### Problem to solve
Your answer must consist solely of the number of lines that contain the word "name".

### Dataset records
#####
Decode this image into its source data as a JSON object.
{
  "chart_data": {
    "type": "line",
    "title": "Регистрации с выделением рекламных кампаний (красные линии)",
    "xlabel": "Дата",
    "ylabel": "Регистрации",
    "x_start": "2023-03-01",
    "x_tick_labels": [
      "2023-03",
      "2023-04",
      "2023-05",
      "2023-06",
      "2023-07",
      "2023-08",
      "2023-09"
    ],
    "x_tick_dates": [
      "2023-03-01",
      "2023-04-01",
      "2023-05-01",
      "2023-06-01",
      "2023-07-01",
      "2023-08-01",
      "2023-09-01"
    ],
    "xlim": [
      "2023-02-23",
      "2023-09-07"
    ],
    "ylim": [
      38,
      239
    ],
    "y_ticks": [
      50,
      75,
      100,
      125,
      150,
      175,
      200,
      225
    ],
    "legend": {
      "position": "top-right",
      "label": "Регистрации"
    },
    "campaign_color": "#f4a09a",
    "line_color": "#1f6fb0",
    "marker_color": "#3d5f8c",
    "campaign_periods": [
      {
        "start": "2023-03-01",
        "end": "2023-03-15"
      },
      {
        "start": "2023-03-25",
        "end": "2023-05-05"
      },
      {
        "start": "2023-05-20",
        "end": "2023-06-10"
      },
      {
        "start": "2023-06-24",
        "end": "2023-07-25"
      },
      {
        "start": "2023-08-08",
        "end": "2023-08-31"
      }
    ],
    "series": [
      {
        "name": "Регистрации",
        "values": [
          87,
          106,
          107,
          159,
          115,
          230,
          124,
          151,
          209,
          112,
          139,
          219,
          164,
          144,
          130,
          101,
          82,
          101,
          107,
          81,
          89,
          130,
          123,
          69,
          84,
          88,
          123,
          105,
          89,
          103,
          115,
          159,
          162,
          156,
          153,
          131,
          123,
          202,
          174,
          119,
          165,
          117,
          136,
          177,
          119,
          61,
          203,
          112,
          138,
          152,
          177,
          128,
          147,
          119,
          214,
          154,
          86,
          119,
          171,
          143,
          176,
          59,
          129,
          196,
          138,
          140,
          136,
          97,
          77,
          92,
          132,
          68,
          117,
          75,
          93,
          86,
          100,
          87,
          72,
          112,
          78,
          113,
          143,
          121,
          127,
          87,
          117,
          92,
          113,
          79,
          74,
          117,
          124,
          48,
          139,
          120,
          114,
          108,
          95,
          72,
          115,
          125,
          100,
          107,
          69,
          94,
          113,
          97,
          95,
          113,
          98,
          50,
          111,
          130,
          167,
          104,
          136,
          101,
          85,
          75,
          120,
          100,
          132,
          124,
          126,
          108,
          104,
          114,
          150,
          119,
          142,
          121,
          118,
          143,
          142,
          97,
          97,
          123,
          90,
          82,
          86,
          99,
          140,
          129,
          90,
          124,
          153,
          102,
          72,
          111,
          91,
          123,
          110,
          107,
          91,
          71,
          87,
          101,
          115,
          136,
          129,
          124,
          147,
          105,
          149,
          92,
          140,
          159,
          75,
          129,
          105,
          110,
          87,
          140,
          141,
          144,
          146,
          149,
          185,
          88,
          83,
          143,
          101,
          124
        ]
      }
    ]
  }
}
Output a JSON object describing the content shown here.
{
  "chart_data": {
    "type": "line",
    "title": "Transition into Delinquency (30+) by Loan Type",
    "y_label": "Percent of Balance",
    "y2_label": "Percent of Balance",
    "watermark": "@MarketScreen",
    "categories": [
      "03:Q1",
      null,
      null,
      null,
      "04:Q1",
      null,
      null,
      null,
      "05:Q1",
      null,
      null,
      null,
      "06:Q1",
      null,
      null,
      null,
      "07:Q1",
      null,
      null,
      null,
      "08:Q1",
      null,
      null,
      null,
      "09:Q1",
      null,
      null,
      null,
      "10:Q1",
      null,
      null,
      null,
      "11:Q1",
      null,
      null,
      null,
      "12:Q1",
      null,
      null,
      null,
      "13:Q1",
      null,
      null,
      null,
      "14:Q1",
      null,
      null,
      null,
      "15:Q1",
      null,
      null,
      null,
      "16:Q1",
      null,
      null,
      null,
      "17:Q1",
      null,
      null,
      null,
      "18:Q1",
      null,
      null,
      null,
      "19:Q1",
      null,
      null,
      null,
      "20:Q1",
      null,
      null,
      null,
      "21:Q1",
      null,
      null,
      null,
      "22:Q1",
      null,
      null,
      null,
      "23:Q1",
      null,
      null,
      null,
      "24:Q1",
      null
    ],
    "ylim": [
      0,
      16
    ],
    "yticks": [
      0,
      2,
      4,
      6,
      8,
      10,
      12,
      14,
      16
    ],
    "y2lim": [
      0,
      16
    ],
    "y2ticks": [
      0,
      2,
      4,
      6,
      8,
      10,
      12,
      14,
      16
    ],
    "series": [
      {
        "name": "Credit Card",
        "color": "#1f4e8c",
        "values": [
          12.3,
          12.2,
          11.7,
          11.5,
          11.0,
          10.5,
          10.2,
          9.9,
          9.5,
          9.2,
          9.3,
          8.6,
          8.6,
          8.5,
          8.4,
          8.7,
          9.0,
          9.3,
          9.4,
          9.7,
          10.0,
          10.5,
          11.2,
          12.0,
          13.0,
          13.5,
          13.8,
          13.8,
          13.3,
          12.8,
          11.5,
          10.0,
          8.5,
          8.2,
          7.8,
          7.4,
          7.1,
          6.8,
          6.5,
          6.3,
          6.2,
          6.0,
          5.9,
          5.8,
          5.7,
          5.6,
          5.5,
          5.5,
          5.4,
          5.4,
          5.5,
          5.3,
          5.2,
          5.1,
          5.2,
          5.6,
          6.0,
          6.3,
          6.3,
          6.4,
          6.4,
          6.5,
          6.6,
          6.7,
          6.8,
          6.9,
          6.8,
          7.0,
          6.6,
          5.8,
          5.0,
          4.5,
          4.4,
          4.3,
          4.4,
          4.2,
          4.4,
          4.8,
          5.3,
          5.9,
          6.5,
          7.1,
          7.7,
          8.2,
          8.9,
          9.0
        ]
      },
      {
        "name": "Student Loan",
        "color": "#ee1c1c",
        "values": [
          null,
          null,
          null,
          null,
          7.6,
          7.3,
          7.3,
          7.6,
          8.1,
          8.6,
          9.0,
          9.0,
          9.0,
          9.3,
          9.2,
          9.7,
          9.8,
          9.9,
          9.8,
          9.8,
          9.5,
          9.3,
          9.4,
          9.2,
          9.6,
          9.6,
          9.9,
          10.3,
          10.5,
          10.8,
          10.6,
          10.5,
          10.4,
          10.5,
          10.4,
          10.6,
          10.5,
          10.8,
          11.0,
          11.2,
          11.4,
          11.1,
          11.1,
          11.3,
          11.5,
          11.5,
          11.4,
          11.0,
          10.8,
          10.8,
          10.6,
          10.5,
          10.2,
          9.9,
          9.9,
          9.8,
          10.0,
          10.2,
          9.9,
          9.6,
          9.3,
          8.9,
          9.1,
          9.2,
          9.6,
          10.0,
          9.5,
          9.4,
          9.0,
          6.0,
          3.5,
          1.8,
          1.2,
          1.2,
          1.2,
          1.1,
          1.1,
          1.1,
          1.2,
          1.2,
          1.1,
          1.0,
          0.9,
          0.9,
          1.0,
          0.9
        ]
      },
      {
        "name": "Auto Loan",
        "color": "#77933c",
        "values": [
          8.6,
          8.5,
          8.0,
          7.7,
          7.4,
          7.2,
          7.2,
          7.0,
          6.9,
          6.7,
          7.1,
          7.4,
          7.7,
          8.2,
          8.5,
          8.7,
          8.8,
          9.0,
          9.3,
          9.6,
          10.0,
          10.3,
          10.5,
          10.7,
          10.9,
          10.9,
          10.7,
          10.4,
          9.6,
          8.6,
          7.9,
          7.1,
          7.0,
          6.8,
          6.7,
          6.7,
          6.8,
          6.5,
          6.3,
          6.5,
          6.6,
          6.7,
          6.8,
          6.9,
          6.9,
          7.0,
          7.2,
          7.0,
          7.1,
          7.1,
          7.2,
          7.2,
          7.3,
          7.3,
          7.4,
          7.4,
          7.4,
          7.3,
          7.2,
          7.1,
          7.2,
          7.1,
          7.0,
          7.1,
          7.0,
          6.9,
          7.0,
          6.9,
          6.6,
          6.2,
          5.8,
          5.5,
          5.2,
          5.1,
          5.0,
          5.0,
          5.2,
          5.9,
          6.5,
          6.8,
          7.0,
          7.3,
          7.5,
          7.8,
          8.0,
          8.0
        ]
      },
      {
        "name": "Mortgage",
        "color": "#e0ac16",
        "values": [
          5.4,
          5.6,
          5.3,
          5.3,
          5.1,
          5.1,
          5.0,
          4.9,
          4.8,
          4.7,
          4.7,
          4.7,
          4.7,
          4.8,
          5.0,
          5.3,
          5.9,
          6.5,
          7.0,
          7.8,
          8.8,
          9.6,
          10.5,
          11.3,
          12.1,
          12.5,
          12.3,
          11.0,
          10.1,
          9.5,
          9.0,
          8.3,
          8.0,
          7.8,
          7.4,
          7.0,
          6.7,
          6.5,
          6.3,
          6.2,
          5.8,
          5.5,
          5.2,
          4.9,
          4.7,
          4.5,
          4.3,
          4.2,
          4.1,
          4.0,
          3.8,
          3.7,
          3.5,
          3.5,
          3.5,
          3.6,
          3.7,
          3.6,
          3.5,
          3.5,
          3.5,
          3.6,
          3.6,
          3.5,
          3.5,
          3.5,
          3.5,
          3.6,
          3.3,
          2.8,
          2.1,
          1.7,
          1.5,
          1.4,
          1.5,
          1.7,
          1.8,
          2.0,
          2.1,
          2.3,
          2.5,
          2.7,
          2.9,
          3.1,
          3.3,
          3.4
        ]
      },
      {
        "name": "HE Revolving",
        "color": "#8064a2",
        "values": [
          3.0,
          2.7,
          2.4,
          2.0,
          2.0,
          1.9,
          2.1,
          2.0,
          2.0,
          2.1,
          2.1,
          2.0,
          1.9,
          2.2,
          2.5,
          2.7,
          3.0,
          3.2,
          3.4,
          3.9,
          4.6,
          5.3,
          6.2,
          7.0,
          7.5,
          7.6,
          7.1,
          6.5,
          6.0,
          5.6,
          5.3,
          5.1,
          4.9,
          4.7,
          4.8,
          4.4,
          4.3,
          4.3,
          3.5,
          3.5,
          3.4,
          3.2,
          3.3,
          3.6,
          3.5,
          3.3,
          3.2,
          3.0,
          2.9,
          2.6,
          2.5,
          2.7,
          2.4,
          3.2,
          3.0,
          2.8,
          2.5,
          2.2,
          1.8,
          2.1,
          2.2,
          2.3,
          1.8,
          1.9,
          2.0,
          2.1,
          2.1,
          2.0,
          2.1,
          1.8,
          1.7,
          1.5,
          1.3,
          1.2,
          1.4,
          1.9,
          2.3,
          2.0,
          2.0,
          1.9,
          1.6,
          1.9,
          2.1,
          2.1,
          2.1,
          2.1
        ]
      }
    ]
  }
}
#####
### Final answer
6